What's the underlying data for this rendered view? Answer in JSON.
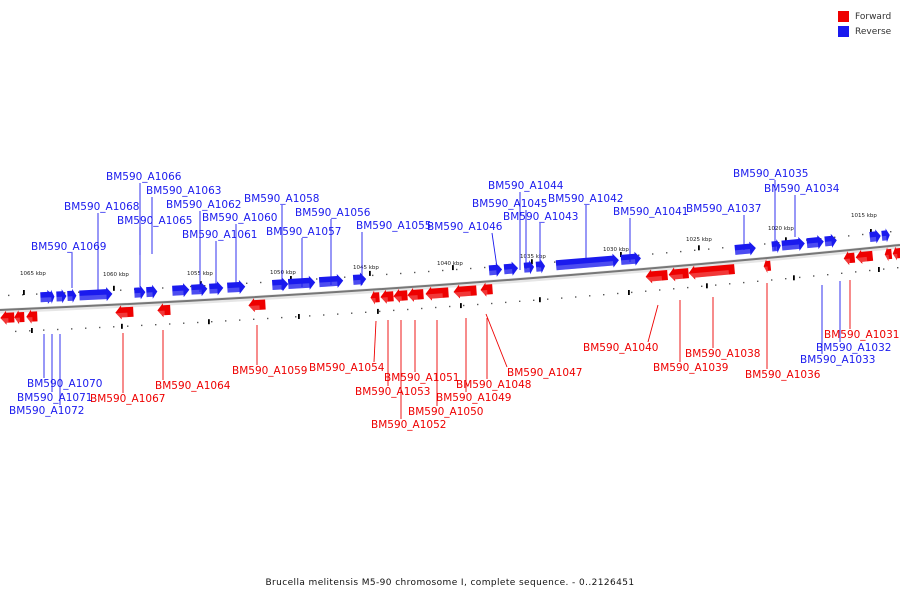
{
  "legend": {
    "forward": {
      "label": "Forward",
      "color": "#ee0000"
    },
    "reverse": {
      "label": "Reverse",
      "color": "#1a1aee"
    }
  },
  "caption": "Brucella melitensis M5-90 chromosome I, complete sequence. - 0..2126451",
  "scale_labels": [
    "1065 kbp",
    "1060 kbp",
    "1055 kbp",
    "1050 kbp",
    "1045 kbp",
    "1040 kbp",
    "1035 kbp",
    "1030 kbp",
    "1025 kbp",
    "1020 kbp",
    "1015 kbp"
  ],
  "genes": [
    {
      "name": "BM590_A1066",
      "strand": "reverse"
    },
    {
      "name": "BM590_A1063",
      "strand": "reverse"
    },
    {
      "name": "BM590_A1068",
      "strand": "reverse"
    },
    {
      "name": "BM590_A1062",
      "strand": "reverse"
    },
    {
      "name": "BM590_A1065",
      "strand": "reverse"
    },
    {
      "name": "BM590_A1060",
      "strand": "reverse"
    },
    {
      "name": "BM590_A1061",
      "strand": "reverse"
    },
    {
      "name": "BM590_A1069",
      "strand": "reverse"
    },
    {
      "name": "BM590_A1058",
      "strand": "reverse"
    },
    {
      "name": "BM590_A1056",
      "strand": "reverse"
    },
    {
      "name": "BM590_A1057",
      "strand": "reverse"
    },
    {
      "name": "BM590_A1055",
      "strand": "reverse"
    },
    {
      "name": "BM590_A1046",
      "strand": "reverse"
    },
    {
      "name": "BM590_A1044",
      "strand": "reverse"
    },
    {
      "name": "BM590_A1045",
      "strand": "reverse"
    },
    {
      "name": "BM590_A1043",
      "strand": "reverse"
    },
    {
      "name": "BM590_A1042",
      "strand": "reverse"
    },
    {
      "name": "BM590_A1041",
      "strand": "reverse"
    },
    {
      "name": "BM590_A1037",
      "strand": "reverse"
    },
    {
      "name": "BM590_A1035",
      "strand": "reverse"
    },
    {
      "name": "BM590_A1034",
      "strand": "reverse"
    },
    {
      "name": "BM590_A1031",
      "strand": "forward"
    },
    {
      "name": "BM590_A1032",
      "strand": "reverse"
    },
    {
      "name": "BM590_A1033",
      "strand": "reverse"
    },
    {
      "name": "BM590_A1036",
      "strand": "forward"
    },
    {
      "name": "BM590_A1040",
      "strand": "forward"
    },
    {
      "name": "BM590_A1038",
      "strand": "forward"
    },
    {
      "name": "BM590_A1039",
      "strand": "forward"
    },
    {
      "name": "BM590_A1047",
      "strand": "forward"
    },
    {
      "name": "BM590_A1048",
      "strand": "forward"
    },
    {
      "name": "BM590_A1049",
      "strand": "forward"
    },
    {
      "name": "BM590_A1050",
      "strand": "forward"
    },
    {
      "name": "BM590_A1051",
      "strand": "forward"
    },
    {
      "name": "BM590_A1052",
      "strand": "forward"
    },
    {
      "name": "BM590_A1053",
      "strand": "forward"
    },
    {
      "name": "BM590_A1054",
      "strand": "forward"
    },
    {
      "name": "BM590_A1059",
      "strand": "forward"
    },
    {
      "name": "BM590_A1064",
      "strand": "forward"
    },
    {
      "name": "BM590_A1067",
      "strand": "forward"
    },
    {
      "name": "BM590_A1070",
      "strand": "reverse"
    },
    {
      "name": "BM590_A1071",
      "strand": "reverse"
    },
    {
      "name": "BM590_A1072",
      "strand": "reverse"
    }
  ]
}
________
**Your task**
Set down every record once more, word for word, without pictures.

**Exercise result**
What's the underlying data for this rendered view? Answer in JSON.
{
  "legend": {
    "forward": {
      "label": "Forward",
      "color": "#ee0000"
    },
    "reverse": {
      "label": "Reverse",
      "color": "#1a1aee"
    }
  },
  "caption": "Brucella melitensis M5-90 chromosome I, complete sequence. - 0..2126451",
  "scale_labels": [
    "1065 kbp",
    "1060 kbp",
    "1055 kbp",
    "1050 kbp",
    "1045 kbp",
    "1040 kbp",
    "1035 kbp",
    "1030 kbp",
    "1025 kbp",
    "1020 kbp",
    "1015 kbp"
  ],
  "genes": [
    {
      "name": "BM590_A1066",
      "strand": "reverse"
    },
    {
      "name": "BM590_A1063",
      "strand": "reverse"
    },
    {
      "name": "BM590_A1068",
      "strand": "reverse"
    },
    {
      "name": "BM590_A1062",
      "strand": "reverse"
    },
    {
      "name": "BM590_A1065",
      "strand": "reverse"
    },
    {
      "name": "BM590_A1060",
      "strand": "reverse"
    },
    {
      "name": "BM590_A1061",
      "strand": "reverse"
    },
    {
      "name": "BM590_A1069",
      "strand": "reverse"
    },
    {
      "name": "BM590_A1058",
      "strand": "reverse"
    },
    {
      "name": "BM590_A1056",
      "strand": "reverse"
    },
    {
      "name": "BM590_A1057",
      "strand": "reverse"
    },
    {
      "name": "BM590_A1055",
      "strand": "reverse"
    },
    {
      "name": "BM590_A1046",
      "strand": "reverse"
    },
    {
      "name": "BM590_A1044",
      "strand": "reverse"
    },
    {
      "name": "BM590_A1045",
      "strand": "reverse"
    },
    {
      "name": "BM590_A1043",
      "strand": "reverse"
    },
    {
      "name": "BM590_A1042",
      "strand": "reverse"
    },
    {
      "name": "BM590_A1041",
      "strand": "reverse"
    },
    {
      "name": "BM590_A1037",
      "strand": "reverse"
    },
    {
      "name": "BM590_A1035",
      "strand": "reverse"
    },
    {
      "name": "BM590_A1034",
      "strand": "reverse"
    },
    {
      "name": "BM590_A1031",
      "strand": "forward"
    },
    {
      "name": "BM590_A1032",
      "strand": "reverse"
    },
    {
      "name": "BM590_A1033",
      "strand": "reverse"
    },
    {
      "name": "BM590_A1036",
      "strand": "forward"
    },
    {
      "name": "BM590_A1040",
      "strand": "forward"
    },
    {
      "name": "BM590_A1038",
      "strand": "forward"
    },
    {
      "name": "BM590_A1039",
      "strand": "forward"
    },
    {
      "name": "BM590_A1047",
      "strand": "forward"
    },
    {
      "name": "BM590_A1048",
      "strand": "forward"
    },
    {
      "name": "BM590_A1049",
      "strand": "forward"
    },
    {
      "name": "BM590_A1050",
      "strand": "forward"
    },
    {
      "name": "BM590_A1051",
      "strand": "forward"
    },
    {
      "name": "BM590_A1052",
      "strand": "forward"
    },
    {
      "name": "BM590_A1053",
      "strand": "forward"
    },
    {
      "name": "BM590_A1054",
      "strand": "forward"
    },
    {
      "name": "BM590_A1059",
      "strand": "forward"
    },
    {
      "name": "BM590_A1064",
      "strand": "forward"
    },
    {
      "name": "BM590_A1067",
      "strand": "forward"
    },
    {
      "name": "BM590_A1070",
      "strand": "reverse"
    },
    {
      "name": "BM590_A1071",
      "strand": "reverse"
    },
    {
      "name": "BM590_A1072",
      "strand": "reverse"
    }
  ]
}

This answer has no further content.